(Task statement) Present the data once more in exactly its original form.

(Available records)
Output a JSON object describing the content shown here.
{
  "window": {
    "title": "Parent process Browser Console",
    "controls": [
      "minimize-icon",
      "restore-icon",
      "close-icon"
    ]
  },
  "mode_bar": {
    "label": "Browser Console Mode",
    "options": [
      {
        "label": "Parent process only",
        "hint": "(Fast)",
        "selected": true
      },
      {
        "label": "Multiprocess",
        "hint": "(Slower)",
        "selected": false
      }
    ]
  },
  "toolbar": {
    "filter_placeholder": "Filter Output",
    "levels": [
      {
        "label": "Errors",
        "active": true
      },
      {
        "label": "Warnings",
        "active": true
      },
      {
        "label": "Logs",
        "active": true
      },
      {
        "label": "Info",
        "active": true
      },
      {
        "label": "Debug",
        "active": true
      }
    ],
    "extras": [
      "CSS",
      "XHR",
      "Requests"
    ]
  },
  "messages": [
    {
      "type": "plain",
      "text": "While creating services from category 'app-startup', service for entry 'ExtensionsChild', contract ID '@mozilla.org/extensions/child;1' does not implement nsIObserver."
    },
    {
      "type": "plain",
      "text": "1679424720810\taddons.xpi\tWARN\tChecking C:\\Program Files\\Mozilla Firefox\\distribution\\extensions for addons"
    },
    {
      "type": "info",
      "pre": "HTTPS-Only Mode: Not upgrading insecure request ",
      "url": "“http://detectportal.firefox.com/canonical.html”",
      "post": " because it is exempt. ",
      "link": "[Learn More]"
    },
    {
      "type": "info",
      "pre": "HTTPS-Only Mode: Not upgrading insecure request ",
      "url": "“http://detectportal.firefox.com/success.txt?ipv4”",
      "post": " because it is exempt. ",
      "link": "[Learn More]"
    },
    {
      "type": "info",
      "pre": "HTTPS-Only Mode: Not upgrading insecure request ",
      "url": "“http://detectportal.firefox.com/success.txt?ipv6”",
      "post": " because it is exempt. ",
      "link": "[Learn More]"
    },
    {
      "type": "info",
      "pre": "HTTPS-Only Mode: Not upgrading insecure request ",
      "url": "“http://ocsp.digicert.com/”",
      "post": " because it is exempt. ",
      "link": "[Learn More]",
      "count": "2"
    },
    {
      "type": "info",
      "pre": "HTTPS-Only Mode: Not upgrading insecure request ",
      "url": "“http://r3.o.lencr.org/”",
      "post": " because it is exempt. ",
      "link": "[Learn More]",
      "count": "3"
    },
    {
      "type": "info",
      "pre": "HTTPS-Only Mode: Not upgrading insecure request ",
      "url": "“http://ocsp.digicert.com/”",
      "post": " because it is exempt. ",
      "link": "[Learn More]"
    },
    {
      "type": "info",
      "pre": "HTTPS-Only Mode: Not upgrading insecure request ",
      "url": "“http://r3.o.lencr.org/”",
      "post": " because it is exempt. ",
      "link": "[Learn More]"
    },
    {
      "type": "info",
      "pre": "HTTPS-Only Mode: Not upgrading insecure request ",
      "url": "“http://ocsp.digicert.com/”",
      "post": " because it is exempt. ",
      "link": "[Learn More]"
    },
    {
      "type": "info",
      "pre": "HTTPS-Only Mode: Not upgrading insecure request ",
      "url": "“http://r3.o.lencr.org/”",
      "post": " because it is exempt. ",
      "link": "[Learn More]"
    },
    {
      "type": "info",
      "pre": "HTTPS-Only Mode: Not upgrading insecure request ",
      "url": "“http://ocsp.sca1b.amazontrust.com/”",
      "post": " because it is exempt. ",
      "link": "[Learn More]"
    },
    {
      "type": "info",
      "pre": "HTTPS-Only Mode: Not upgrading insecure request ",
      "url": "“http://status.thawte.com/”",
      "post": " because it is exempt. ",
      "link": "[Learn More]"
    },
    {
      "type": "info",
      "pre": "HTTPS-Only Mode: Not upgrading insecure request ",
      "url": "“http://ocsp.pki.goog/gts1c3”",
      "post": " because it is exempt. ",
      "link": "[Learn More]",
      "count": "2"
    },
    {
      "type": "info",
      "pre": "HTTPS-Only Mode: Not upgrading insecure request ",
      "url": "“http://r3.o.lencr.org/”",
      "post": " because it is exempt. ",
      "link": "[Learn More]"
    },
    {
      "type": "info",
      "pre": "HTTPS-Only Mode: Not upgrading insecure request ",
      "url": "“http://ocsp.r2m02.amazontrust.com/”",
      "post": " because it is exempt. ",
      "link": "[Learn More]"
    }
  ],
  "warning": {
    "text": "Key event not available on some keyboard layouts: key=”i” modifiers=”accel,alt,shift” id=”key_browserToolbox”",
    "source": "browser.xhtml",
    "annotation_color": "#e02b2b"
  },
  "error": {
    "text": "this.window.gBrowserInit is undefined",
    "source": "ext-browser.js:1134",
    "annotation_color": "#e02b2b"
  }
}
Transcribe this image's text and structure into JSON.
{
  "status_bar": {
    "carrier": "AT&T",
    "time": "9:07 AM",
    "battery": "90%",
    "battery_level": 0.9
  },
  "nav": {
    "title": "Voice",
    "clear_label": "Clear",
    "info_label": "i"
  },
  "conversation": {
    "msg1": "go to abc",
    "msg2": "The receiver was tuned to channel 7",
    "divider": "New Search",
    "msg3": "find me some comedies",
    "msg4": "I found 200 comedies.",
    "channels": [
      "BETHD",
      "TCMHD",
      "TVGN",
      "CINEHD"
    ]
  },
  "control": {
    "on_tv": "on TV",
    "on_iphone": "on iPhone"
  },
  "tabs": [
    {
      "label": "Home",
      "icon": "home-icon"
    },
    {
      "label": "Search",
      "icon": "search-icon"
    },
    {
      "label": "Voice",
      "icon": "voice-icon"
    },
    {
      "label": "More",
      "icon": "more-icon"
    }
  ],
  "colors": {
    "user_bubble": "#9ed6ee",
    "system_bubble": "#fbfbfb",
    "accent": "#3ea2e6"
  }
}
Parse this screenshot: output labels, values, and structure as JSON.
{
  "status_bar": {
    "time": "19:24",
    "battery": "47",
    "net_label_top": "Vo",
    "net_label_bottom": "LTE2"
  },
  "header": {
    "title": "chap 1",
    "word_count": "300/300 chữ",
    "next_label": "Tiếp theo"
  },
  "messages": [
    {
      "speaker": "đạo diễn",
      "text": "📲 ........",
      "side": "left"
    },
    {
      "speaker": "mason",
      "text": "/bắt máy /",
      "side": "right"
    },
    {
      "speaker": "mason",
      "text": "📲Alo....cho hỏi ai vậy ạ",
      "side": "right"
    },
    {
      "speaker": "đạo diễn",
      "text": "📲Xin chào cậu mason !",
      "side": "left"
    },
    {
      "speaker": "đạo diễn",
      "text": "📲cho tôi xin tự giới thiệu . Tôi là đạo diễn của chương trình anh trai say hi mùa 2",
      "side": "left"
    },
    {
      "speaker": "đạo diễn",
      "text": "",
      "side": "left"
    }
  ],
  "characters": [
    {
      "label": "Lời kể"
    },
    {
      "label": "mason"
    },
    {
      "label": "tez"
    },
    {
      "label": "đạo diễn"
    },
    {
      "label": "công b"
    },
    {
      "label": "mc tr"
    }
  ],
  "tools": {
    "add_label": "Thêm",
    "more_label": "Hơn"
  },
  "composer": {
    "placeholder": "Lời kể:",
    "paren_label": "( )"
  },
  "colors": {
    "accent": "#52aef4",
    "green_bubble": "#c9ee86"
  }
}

(Answer to this task)
Output a JSON object describing the content shown here.
{
  "window": {
    "title": "Parent process Browser Console",
    "controls": [
      "minimize-icon",
      "restore-icon",
      "close-icon"
    ]
  },
  "mode_bar": {
    "label": "Browser Console Mode",
    "options": [
      {
        "label": "Parent process only",
        "hint": "(Fast)",
        "selected": true
      },
      {
        "label": "Multiprocess",
        "hint": "(Slower)",
        "selected": false
      }
    ]
  },
  "toolbar": {
    "filter_placeholder": "Filter Output",
    "levels": [
      {
        "label": "Errors",
        "active": true
      },
      {
        "label": "Warnings",
        "active": true
      },
      {
        "label": "Logs",
        "active": true
      },
      {
        "label": "Info",
        "active": true
      },
      {
        "label": "Debug",
        "active": true
      }
    ],
    "extras": [
      "CSS",
      "XHR",
      "Requests"
    ]
  },
  "messages": [
    {
      "type": "plain",
      "text": "While creating services from category 'app-startup', service for entry 'ExtensionsChild', contract ID '@mozilla.org/extensions/child;1' does not implement nsIObserver."
    },
    {
      "type": "plain",
      "text": "1679424720810\taddons.xpi\tWARN\tChecking C:\\Program Files\\Mozilla Firefox\\distribution\\extensions for addons"
    },
    {
      "type": "info",
      "pre": "HTTPS-Only Mode: Not upgrading insecure request ",
      "url": "“http://detectportal.firefox.com/canonical.html”",
      "post": " because it is exempt. ",
      "link": "[Learn More]"
    },
    {
      "type": "info",
      "pre": "HTTPS-Only Mode: Not upgrading insecure request ",
      "url": "“http://detectportal.firefox.com/success.txt?ipv4”",
      "post": " because it is exempt. ",
      "link": "[Learn More]"
    },
    {
      "type": "info",
      "pre": "HTTPS-Only Mode: Not upgrading insecure request ",
      "url": "“http://detectportal.firefox.com/success.txt?ipv6”",
      "post": " because it is exempt. ",
      "link": "[Learn More]"
    },
    {
      "type": "info",
      "pre": "HTTPS-Only Mode: Not upgrading insecure request ",
      "url": "“http://ocsp.digicert.com/”",
      "post": " because it is exempt. ",
      "link": "[Learn More]",
      "count": "2"
    },
    {
      "type": "info",
      "pre": "HTTPS-Only Mode: Not upgrading insecure request ",
      "url": "“http://r3.o.lencr.org/”",
      "post": " because it is exempt. ",
      "link": "[Learn More]",
      "count": "3"
    },
    {
      "type": "info",
      "pre": "HTTPS-Only Mode: Not upgrading insecure request ",
      "url": "“http://ocsp.digicert.com/”",
      "post": " because it is exempt. ",
      "link": "[Learn More]"
    },
    {
      "type": "info",
      "pre": "HTTPS-Only Mode: Not upgrading insecure request ",
      "url": "“http://r3.o.lencr.org/”",
      "post": " because it is exempt. ",
      "link": "[Learn More]"
    },
    {
      "type": "info",
      "pre": "HTTPS-Only Mode: Not upgrading insecure request ",
      "url": "“http://ocsp.digicert.com/”",
      "post": " because it is exempt. ",
      "link": "[Learn More]"
    },
    {
      "type": "info",
      "pre": "HTTPS-Only Mode: Not upgrading insecure request ",
      "url": "“http://r3.o.lencr.org/”",
      "post": " because it is exempt. ",
      "link": "[Learn More]"
    },
    {
      "type": "info",
      "pre": "HTTPS-Only Mode: Not upgrading insecure request ",
      "url": "“http://ocsp.sca1b.amazontrust.com/”",
      "post": " because it is exempt. ",
      "link": "[Learn More]"
    },
    {
      "type": "info",
      "pre": "HTTPS-Only Mode: Not upgrading insecure request ",
      "url": "“http://status.thawte.com/”",
      "post": " because it is exempt. ",
      "link": "[Learn More]"
    },
    {
      "type": "info",
      "pre": "HTTPS-Only Mode: Not upgrading insecure request ",
      "url": "“http://ocsp.pki.goog/gts1c3”",
      "post": " because it is exempt. ",
      "link": "[Learn More]",
      "count": "2"
    },
    {
      "type": "info",
      "pre": "HTTPS-Only Mode: Not upgrading insecure request ",
      "url": "“http://r3.o.lencr.org/”",
      "post": " because it is exempt. ",
      "link": "[Learn More]"
    },
    {
      "type": "info",
      "pre": "HTTPS-Only Mode: Not upgrading insecure request ",
      "url": "“http://ocsp.r2m02.amazontrust.com/”",
      "post": " because it is exempt. ",
      "link": "[Learn More]"
    }
  ],
  "warning": {
    "text": "Key event not available on some keyboard layouts: key=”i” modifiers=”accel,alt,shift” id=”key_browserToolbox”",
    "source": "browser.xhtml",
    "annotation_color": "#e02b2b"
  },
  "error": {
    "text": "this.window.gBrowserInit is undefined",
    "source": "ext-browser.js:1134",
    "annotation_color": "#e02b2b"
  }
}
Transcribe this image's text and structure into JSON.
{
  "status_bar": {
    "carrier": "AT&T",
    "time": "9:07 AM",
    "battery": "90%",
    "battery_level": 0.9
  },
  "nav": {
    "title": "Voice",
    "clear_label": "Clear",
    "info_label": "i"
  },
  "conversation": {
    "msg1": "go to abc",
    "msg2": "The receiver was tuned to channel 7",
    "divider": "New Search",
    "msg3": "find me some comedies",
    "msg4": "I found 200 comedies.",
    "channels": [
      "BETHD",
      "TCMHD",
      "TVGN",
      "CINEHD"
    ]
  },
  "control": {
    "on_tv": "on TV",
    "on_iphone": "on iPhone"
  },
  "tabs": [
    {
      "label": "Home",
      "icon": "home-icon"
    },
    {
      "label": "Search",
      "icon": "search-icon"
    },
    {
      "label": "Voice",
      "icon": "voice-icon"
    },
    {
      "label": "More",
      "icon": "more-icon"
    }
  ],
  "colors": {
    "user_bubble": "#9ed6ee",
    "system_bubble": "#fbfbfb",
    "accent": "#3ea2e6"
  }
}
Parse this screenshot: output labels, values, and structure as JSON.
{
  "status_bar": {
    "time": "19:24",
    "battery": "47",
    "net_label_top": "Vo",
    "net_label_bottom": "LTE2"
  },
  "header": {
    "title": "chap 1",
    "word_count": "300/300 chữ",
    "next_label": "Tiếp theo"
  },
  "messages": [
    {
      "speaker": "đạo diễn",
      "text": "📲 ........",
      "side": "left"
    },
    {
      "speaker": "mason",
      "text": "/bắt máy /",
      "side": "right"
    },
    {
      "speaker": "mason",
      "text": "📲Alo....cho hỏi ai vậy ạ",
      "side": "right"
    },
    {
      "speaker": "đạo diễn",
      "text": "📲Xin chào cậu mason !",
      "side": "left"
    },
    {
      "speaker": "đạo diễn",
      "text": "📲cho tôi xin tự giới thiệu . Tôi là đạo diễn của chương trình anh trai say hi mùa 2",
      "side": "left"
    },
    {
      "speaker": "đạo diễn",
      "text": "",
      "side": "left"
    }
  ],
  "characters": [
    {
      "label": "Lời kể"
    },
    {
      "label": "mason"
    },
    {
      "label": "tez"
    },
    {
      "label": "đạo diễn"
    },
    {
      "label": "công b"
    },
    {
      "label": "mc tr"
    }
  ],
  "tools": {
    "add_label": "Thêm",
    "more_label": "Hơn"
  },
  "composer": {
    "placeholder": "Lời kể:",
    "paren_label": "( )"
  },
  "colors": {
    "accent": "#52aef4",
    "green_bubble": "#c9ee86"
  }
}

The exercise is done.